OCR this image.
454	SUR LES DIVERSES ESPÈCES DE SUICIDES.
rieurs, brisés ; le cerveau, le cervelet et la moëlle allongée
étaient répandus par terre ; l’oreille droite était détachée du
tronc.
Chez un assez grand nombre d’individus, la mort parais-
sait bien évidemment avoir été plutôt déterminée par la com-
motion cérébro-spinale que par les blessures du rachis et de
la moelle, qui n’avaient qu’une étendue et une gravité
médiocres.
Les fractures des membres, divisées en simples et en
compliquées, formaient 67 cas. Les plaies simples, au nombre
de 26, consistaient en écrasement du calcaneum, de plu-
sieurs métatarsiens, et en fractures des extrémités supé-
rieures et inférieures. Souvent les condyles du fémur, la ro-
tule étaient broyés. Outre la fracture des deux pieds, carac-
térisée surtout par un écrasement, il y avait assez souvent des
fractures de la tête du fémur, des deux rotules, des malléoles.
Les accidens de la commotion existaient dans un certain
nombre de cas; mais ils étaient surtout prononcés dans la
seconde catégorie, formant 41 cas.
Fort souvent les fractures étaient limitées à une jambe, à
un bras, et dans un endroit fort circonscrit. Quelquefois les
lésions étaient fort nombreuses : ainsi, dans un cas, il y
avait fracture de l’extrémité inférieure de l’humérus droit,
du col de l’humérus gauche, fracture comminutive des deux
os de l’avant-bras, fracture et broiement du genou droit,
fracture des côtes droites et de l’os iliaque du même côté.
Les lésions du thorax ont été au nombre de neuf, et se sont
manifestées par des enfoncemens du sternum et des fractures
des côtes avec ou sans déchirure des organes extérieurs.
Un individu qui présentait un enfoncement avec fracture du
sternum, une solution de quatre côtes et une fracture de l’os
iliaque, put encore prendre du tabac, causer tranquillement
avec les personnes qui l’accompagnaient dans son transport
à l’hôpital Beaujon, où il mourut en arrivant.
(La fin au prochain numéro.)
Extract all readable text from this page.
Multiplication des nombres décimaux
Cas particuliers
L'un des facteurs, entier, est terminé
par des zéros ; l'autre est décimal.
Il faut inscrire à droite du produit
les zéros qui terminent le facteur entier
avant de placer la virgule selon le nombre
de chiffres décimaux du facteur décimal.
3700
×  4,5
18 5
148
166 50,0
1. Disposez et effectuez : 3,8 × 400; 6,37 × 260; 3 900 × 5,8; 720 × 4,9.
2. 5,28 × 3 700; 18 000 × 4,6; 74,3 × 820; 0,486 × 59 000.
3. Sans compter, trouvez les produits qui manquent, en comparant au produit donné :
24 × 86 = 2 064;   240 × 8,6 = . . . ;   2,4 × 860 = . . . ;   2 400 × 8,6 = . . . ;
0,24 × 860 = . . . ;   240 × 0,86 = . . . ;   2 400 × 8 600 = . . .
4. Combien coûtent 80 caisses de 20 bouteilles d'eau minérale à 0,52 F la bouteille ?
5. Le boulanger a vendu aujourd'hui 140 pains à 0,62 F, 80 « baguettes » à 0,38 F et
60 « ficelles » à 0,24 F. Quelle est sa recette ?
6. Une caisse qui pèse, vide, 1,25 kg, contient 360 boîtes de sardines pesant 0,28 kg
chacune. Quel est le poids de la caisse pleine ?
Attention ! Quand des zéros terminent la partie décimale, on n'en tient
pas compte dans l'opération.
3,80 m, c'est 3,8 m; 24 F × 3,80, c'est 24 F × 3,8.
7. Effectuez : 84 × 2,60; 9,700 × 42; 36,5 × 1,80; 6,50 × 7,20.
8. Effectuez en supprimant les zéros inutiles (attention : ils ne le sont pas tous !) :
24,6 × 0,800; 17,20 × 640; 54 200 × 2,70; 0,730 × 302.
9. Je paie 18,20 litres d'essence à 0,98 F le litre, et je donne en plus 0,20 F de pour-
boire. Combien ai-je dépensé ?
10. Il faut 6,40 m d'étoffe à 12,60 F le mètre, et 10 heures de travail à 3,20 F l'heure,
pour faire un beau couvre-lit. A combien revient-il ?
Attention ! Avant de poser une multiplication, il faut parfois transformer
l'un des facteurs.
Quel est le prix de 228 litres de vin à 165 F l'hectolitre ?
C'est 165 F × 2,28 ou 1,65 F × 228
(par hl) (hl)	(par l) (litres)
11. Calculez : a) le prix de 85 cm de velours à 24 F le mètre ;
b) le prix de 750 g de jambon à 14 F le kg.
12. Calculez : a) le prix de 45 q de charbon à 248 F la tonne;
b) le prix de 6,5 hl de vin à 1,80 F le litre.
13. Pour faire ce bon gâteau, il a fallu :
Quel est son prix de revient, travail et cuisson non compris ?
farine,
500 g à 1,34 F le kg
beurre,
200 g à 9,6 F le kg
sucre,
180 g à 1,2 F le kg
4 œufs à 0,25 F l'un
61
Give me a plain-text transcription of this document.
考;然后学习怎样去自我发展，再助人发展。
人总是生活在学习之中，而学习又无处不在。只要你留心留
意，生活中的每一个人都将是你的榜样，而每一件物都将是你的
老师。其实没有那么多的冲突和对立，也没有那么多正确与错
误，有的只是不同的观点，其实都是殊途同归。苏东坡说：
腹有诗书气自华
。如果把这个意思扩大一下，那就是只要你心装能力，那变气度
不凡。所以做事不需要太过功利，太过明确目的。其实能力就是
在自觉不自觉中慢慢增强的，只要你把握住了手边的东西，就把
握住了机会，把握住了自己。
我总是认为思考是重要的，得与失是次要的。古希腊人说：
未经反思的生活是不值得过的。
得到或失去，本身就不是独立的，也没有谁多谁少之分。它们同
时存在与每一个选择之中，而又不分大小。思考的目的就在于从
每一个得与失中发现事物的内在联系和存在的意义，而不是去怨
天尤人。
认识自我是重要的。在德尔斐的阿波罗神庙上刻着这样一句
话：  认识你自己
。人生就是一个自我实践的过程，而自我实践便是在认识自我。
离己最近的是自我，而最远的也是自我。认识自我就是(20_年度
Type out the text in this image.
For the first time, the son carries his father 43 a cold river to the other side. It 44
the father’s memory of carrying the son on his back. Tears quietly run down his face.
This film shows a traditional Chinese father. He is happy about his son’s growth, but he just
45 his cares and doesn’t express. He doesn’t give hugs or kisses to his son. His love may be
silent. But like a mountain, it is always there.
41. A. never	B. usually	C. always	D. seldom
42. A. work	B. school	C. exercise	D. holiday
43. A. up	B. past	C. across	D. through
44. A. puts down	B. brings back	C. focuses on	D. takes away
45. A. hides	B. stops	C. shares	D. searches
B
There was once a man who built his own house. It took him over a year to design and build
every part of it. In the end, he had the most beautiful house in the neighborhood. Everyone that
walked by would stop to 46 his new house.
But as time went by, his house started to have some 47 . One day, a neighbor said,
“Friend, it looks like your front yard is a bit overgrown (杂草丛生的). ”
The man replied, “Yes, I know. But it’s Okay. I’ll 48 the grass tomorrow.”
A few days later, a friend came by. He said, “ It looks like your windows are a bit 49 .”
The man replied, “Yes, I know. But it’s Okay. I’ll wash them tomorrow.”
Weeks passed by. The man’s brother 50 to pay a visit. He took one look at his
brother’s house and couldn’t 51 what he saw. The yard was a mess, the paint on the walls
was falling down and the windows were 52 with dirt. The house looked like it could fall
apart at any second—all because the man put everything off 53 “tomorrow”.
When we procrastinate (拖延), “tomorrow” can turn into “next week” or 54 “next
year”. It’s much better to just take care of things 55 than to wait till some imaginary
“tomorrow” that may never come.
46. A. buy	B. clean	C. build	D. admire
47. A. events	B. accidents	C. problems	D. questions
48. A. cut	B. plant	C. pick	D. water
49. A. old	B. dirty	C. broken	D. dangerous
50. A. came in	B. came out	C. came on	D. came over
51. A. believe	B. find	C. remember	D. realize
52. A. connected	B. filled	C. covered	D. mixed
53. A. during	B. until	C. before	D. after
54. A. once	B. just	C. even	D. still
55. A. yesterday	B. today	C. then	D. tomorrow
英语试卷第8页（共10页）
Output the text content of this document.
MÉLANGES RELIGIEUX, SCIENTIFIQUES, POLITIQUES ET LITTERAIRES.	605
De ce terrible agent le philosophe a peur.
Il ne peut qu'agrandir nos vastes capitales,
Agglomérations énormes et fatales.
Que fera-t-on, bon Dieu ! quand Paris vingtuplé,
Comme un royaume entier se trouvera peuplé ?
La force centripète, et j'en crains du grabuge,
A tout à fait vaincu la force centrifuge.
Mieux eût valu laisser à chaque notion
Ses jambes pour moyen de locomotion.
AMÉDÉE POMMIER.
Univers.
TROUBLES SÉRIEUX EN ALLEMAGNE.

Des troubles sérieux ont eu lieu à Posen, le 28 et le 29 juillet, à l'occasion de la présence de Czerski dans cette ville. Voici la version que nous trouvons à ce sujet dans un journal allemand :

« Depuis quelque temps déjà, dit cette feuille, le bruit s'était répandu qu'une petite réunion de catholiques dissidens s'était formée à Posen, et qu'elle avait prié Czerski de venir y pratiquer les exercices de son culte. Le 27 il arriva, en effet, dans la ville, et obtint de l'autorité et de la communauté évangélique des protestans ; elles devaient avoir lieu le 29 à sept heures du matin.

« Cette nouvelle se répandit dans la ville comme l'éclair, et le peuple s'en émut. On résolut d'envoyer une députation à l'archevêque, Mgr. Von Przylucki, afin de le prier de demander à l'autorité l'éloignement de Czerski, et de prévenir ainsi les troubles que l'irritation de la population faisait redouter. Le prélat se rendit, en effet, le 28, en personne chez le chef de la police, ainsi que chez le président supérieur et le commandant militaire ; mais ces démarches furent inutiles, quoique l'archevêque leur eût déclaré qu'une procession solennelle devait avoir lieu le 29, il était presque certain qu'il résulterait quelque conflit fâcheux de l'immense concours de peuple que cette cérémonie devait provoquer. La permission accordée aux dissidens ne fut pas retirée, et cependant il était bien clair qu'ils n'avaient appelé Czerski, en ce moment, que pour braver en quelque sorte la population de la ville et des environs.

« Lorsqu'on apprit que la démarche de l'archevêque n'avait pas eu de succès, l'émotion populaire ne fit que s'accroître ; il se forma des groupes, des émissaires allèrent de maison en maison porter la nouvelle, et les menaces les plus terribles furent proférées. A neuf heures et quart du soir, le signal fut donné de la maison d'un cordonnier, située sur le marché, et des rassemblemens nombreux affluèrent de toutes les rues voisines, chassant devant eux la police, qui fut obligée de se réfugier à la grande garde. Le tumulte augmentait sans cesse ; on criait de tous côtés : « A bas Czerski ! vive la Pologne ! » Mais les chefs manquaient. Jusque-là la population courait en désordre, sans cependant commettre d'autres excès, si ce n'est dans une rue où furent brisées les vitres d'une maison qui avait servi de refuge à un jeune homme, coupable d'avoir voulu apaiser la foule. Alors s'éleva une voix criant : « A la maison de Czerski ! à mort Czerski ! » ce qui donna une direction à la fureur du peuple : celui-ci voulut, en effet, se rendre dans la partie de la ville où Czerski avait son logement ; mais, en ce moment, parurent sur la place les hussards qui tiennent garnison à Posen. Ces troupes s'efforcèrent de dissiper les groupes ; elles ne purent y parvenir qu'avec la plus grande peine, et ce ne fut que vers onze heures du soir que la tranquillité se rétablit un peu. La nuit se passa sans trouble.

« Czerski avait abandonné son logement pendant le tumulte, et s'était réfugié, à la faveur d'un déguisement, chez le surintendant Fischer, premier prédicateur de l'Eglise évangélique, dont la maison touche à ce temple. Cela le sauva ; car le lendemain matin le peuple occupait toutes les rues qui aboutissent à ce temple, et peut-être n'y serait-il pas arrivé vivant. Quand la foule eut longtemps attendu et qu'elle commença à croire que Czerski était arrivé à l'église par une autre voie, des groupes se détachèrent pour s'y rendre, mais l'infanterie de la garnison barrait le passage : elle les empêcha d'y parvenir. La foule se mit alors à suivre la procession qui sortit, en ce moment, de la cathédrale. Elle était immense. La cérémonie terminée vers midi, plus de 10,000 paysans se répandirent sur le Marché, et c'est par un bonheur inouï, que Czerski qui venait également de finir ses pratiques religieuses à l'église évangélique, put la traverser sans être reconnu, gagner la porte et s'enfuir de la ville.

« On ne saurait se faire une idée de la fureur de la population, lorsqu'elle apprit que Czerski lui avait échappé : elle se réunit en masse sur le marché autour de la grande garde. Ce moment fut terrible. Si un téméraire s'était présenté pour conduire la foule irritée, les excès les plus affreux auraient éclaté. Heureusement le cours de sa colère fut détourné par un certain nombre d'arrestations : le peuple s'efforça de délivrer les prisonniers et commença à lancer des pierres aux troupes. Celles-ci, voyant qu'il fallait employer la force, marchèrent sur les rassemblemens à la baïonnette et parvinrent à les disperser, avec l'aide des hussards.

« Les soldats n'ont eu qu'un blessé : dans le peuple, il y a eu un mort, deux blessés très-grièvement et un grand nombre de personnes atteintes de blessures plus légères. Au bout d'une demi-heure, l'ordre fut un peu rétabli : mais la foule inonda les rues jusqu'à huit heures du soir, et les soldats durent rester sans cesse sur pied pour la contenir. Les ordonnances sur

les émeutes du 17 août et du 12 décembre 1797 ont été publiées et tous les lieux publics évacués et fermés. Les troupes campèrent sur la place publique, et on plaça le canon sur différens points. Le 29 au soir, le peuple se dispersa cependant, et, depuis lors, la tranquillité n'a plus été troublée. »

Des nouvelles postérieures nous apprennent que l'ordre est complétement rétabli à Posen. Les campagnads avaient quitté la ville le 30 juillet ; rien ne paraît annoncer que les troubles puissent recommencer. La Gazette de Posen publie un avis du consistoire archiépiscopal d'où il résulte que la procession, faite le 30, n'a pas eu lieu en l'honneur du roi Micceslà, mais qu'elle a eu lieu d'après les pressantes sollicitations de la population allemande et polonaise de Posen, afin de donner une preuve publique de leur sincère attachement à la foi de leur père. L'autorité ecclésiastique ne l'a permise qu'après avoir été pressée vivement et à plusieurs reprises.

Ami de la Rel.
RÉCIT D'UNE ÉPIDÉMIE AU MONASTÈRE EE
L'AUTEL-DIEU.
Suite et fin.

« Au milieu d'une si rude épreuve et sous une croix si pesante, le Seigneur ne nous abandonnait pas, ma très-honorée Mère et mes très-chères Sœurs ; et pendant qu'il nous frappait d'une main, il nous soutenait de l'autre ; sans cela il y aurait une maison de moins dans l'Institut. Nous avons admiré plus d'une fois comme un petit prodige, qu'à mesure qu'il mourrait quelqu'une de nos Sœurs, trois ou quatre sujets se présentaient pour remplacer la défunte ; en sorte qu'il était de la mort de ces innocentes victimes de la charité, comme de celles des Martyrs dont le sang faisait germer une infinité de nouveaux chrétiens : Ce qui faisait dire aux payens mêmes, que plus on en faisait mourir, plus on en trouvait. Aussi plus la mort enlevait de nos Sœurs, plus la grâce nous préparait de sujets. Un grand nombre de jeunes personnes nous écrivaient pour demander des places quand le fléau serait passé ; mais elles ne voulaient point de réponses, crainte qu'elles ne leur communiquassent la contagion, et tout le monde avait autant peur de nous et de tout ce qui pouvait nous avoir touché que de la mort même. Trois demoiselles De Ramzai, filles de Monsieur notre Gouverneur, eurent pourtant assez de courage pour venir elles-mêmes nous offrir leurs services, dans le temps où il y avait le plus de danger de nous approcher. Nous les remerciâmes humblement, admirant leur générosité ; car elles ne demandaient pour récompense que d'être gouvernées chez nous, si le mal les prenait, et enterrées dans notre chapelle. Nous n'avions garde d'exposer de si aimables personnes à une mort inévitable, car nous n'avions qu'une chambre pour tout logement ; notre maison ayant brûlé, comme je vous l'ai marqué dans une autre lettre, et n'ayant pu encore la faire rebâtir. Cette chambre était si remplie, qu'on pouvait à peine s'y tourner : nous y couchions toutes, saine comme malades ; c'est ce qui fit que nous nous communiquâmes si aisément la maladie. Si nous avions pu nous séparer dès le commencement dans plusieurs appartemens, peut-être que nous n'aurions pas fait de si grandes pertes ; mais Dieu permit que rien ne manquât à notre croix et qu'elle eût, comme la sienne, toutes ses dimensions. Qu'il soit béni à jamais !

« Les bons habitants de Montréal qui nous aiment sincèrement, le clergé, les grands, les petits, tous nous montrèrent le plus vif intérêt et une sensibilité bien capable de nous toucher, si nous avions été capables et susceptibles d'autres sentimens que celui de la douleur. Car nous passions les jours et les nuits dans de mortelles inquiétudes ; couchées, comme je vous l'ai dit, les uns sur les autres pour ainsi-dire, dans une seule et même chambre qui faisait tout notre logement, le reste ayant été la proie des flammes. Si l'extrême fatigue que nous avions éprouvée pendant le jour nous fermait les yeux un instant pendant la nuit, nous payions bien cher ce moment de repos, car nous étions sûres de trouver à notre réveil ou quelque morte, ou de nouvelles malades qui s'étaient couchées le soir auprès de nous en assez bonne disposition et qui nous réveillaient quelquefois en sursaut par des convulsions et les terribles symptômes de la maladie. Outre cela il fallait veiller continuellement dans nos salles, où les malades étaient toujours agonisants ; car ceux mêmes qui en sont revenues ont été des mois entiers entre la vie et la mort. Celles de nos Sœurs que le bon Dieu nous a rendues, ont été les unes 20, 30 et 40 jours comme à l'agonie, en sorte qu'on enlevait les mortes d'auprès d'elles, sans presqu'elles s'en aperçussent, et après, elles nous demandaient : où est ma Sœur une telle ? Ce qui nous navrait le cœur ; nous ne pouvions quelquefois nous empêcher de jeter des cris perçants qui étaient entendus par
● ● ● ●
* **TASK**
Check each line above for the word "prix" and copy the ones that have it.

* **OUTPUT FOR THIS EXERCISE**
Quel est le prix de 228 litres de vin à 165 F l'hectolitre ?
11. Calculez : a) le prix de 85 cm de velours à 24 F le mètre ;
b) le prix de 750 g de jambon à 14 F le kg.
12. Calculez : a) le prix de 45 q de charbon à 248 F la tonne;
b) le prix de 6,5 hl de vin à 1,80 F le litre.
Quel est son prix de revient, travail et cuisson non compris ?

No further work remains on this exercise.